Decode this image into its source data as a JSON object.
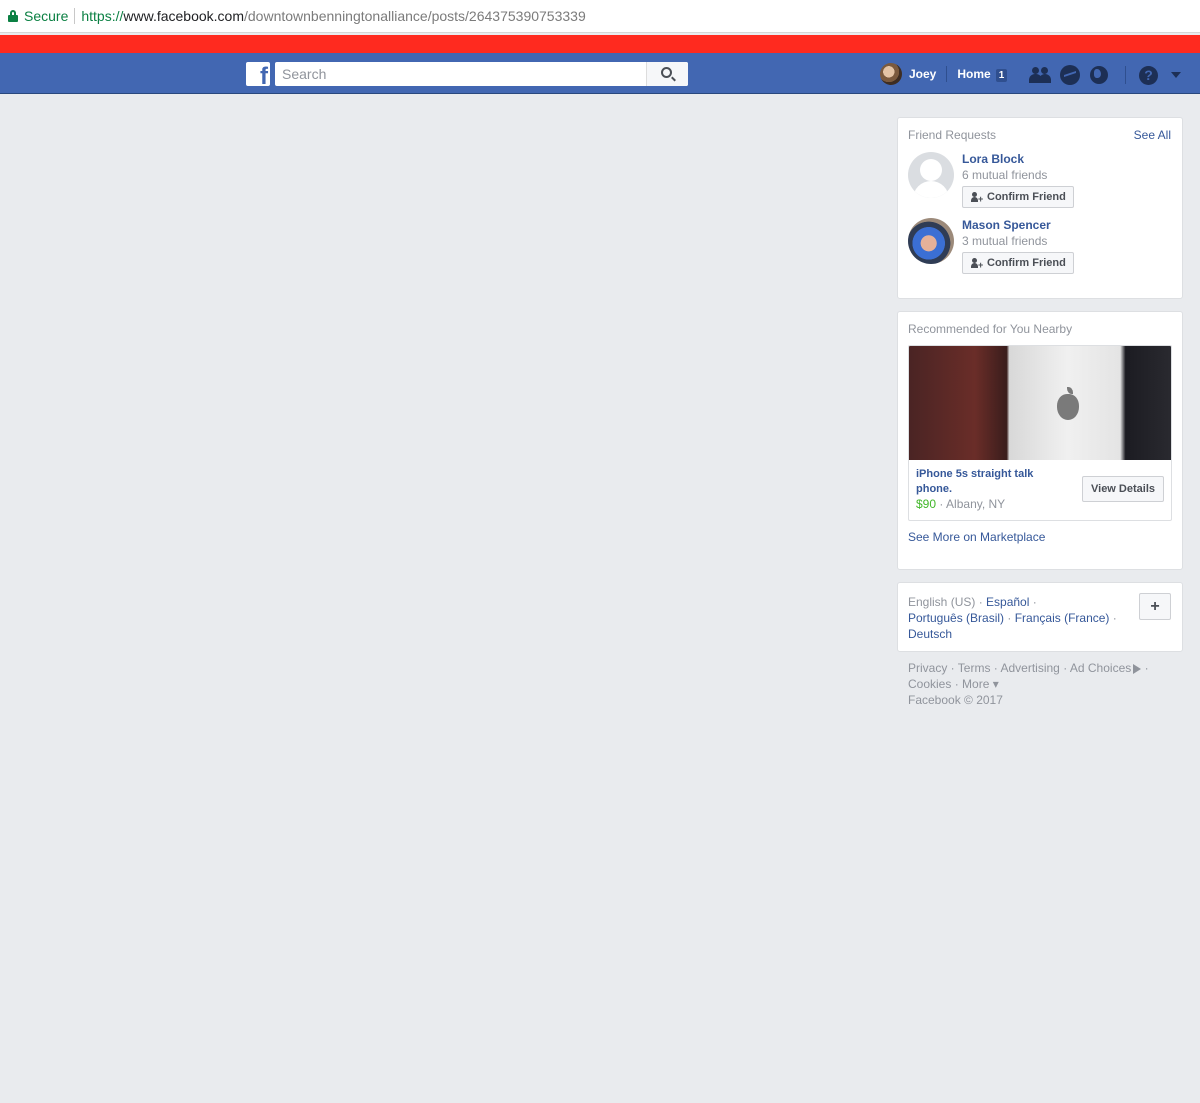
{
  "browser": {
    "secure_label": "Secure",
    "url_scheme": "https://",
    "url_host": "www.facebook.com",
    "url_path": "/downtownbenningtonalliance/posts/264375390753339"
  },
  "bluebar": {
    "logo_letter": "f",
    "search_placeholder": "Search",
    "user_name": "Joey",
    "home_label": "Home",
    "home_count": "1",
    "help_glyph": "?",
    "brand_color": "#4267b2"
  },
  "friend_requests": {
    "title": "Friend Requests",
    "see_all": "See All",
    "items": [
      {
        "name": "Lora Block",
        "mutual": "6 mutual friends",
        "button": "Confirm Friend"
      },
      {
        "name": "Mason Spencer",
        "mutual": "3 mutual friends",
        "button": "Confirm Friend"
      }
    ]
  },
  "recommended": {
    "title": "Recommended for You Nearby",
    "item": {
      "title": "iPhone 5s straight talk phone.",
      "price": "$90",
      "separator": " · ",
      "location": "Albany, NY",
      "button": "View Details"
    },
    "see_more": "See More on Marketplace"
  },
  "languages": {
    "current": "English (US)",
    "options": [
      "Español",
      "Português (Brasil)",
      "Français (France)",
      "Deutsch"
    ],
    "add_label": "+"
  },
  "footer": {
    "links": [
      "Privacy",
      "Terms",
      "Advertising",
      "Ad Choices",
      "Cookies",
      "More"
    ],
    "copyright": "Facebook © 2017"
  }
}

**What to work on:** Reproduce all of the material exactly, apart from the pictures.

**Exercise answer:**
Decode this image into its source data as a JSON object.
{
  "browser": {
    "secure_label": "Secure",
    "url_scheme": "https://",
    "url_host": "www.facebook.com",
    "url_path": "/downtownbenningtonalliance/posts/264375390753339"
  },
  "bluebar": {
    "logo_letter": "f",
    "search_placeholder": "Search",
    "user_name": "Joey",
    "home_label": "Home",
    "home_count": "1",
    "help_glyph": "?",
    "brand_color": "#4267b2"
  },
  "friend_requests": {
    "title": "Friend Requests",
    "see_all": "See All",
    "items": [
      {
        "name": "Lora Block",
        "mutual": "6 mutual friends",
        "button": "Confirm Friend"
      },
      {
        "name": "Mason Spencer",
        "mutual": "3 mutual friends",
        "button": "Confirm Friend"
      }
    ]
  },
  "recommended": {
    "title": "Recommended for You Nearby",
    "item": {
      "title": "iPhone 5s straight talk phone.",
      "price": "$90",
      "separator": " · ",
      "location": "Albany, NY",
      "button": "View Details"
    },
    "see_more": "See More on Marketplace"
  },
  "languages": {
    "current": "English (US)",
    "options": [
      "Español",
      "Português (Brasil)",
      "Français (France)",
      "Deutsch"
    ],
    "add_label": "+"
  },
  "footer": {
    "links": [
      "Privacy",
      "Terms",
      "Advertising",
      "Ad Choices",
      "Cookies",
      "More"
    ],
    "copyright": "Facebook © 2017"
  }
}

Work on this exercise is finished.